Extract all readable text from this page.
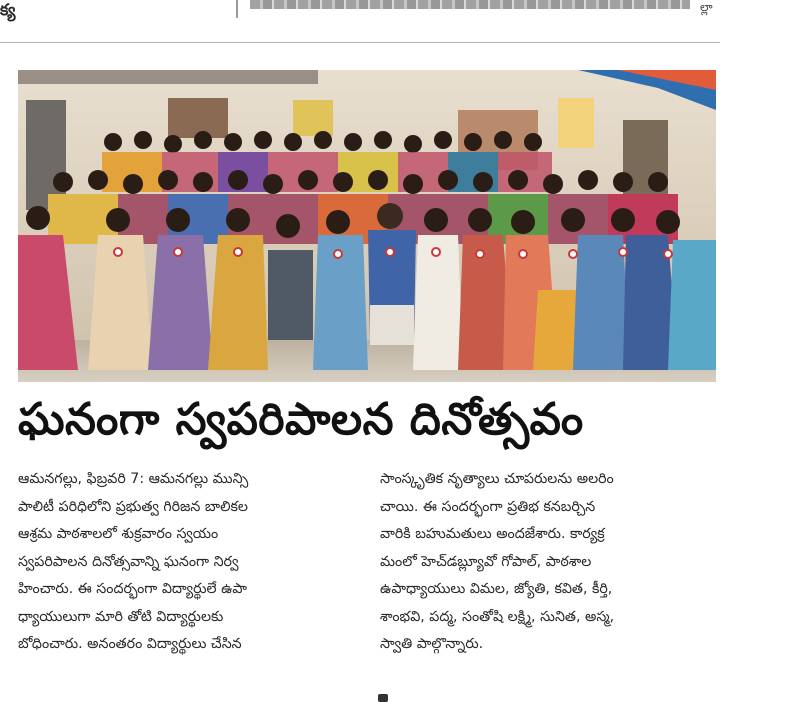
క్య	ల్లా
ఘనంగా స్వపరిపాలన దినోత్సవం
ఆమనగల్లు, ఫిబ్రవరి 7: ఆమనగల్లు మున్సి
పాలిటీ పరిధిలోని ప్రభుత్వ గిరిజన బాలికల
ఆశ్రమ పాఠశాలలో శుక్రవారం స్వయం
స్వపరిపాలన దినోత్సవాన్ని ఘనంగా నిర్వ
హించారు. ఈ సందర్భంగా విద్యార్థులే ఉపా
ధ్యాయులుగా మారి తోటి విద్యార్థులకు
బోధించారు. అనంతరం విద్యార్థులు చేసిన
సాంస్కృతిక నృత్యాలు చూపరులను అలరిం
చాయి. ఈ సందర్భంగా ప్రతిభ కనబర్చిన
వారికి బహుమతులు అందజేశారు. కార్యక్ర
మంలో హెచ్‌డబ్ల్యూవో గోపాల్, పాఠశాల
ఉపాధ్యాయులు విమల, జ్యోతి, కవిత, కీర్తి,
శాంభవి, పద్మ, సంతోషి లక్ష్మి, సునిత, అస్మ,
స్వాతి పాల్గొన్నారు.
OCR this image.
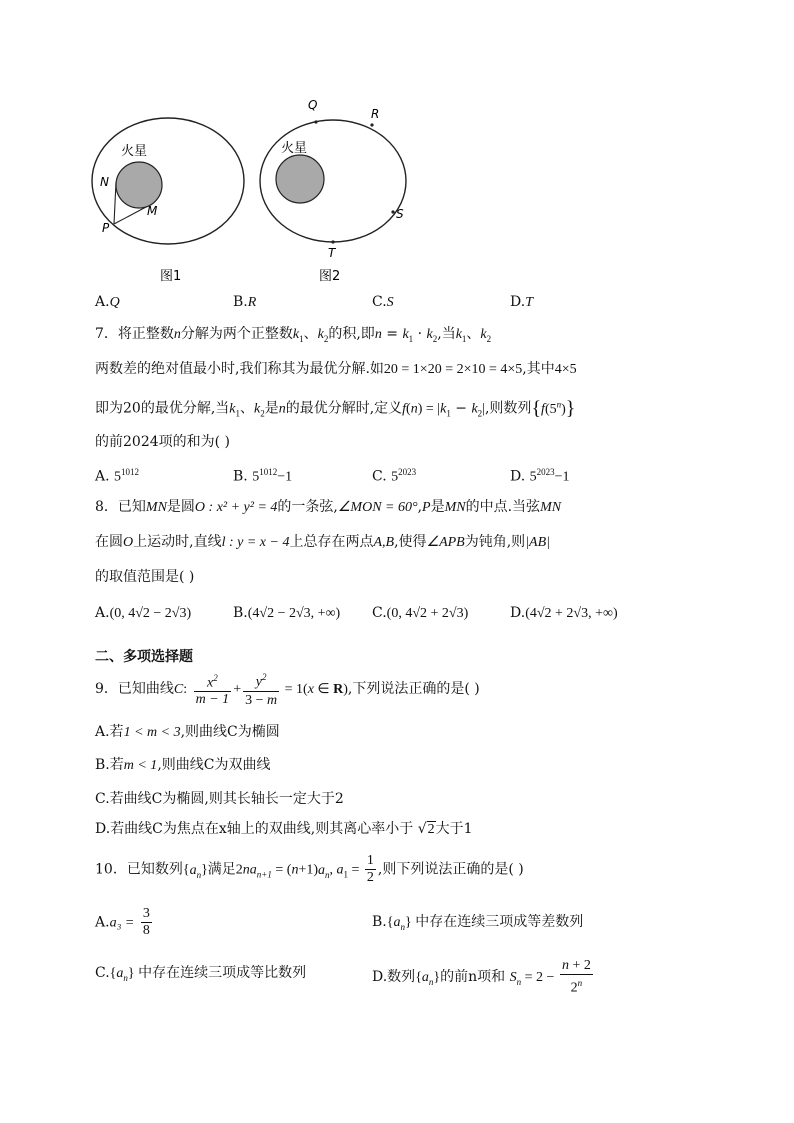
火星
N
M
P
图1
火星
Q
R
S
T
图2
A.Q	B.R	C.S	D.T
7．将正整数n分解为两个正整数$k_1$、$k_2$的积,即$n = k_1 \cdot k_2$,当$k_1$、$k_2$
两数差的绝对值最小时,我们称其为最优分解.如20 = 1×20 = 2×10 = 4×5,其中4×5
即为20的最优分解,当$k_1$、$k_2$是n的最优分解时,定义$f(n) = |k_1 - k_2|$,则数列{f(5$^n$)}
的前2024项的和为( )
A. $5^{1012}$	B. $5^{1012}-1$	C. $5^{2023}$	D. $5^{2023}-1$
8．已知MN是圆O : x² + y² = 4的一条弦,∠MON = 60°,P是MN的中点.当弦MN
在圆O上运动时,直线l : y = x − 4上总存在两点A,B,使得∠APB为钝角,则|AB|
的取值范围是( )
A.(0, 4√2 − 2√3)	B.(4√2 − 2√3, +∞) C.(0, 4√2 + 2√3)	D.(4√2 + 2√3, +∞)
二、多项选择题
9．已知曲线C: $\frac{x^2}{m - 1} + \frac{y^2}{3 - m} = 1(x$ ∈ R),下列说法正确的是( )
A.若1 < m < 3,则曲线C为椭圆
B.若m < 1,则曲线C为双曲线
C.若曲线C为椭圆,则其长轴长一定大于2
D.若曲线C为焦点在x轴上的双曲线,则其离心率小于 √2大于1
10．已知数列$\{a_n\}$满足$2na_{n+1} = (n+1)a_n$, $a_1 = \frac{1}{2}$ ,则下列说法正确的是( )
$A.a_3 = \frac{3}{8}$	$B.\{a_n\}$ 中存在连续三项成等差数列
$C.\{a_n\}$ 中存在连续三项成等比数列	D.数列$\{a_n\}$的前n项和 $S_n = 2 - \frac{n + 2}{2^n}$
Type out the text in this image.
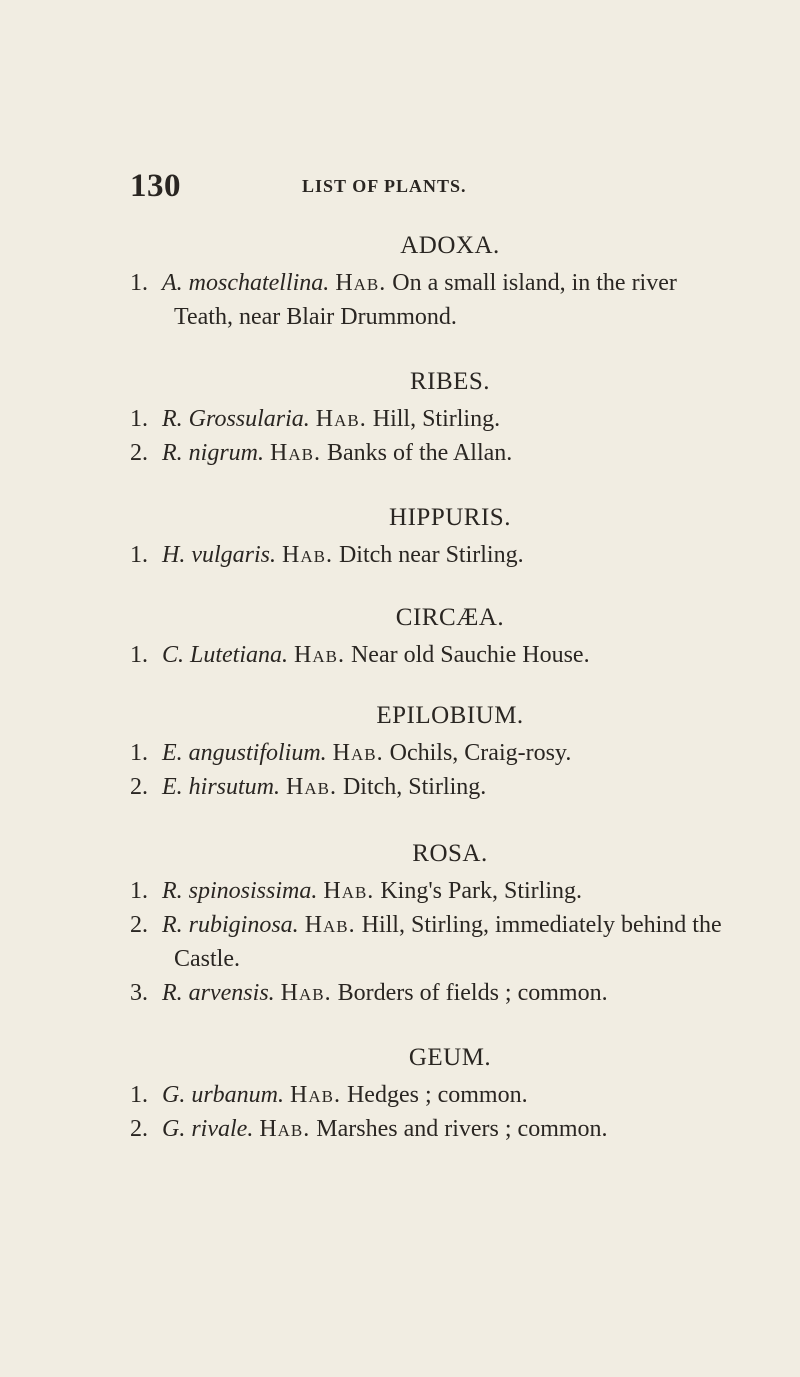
130	LIST OF PLANTS.
ADOXA.

1. A. moschatellina. Hab. On a small island, in the river Teath, near Blair Drummond.

RIBES.

1. R. Grossularia. Hab. Hill, Stirling.

2. R. nigrum. Hab. Banks of the Allan.

HIPPURIS.

1. H. vulgaris. Hab. Ditch near Stirling.

CIRCÆA.

1. C. Lutetiana. Hab. Near old Sauchie House.

EPILOBIUM.

1. E. angustifolium. Hab. Ochils, Craig-rosy.

2. E. hirsutum. Hab. Ditch, Stirling.

ROSA.

1. R. spinosissima. Hab. King's Park, Stirling.

2. R. rubiginosa. Hab. Hill, Stirling, immediately behind the Castle.

3. R. arvensis. Hab. Borders of fields ; common.

GEUM.

1. G. urbanum. Hab. Hedges ; common.

2. G. rivale. Hab. Marshes and rivers ; common.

**Problem:** Give only the number of lines in the material above that hold the word "Stirling".

**Result:** 5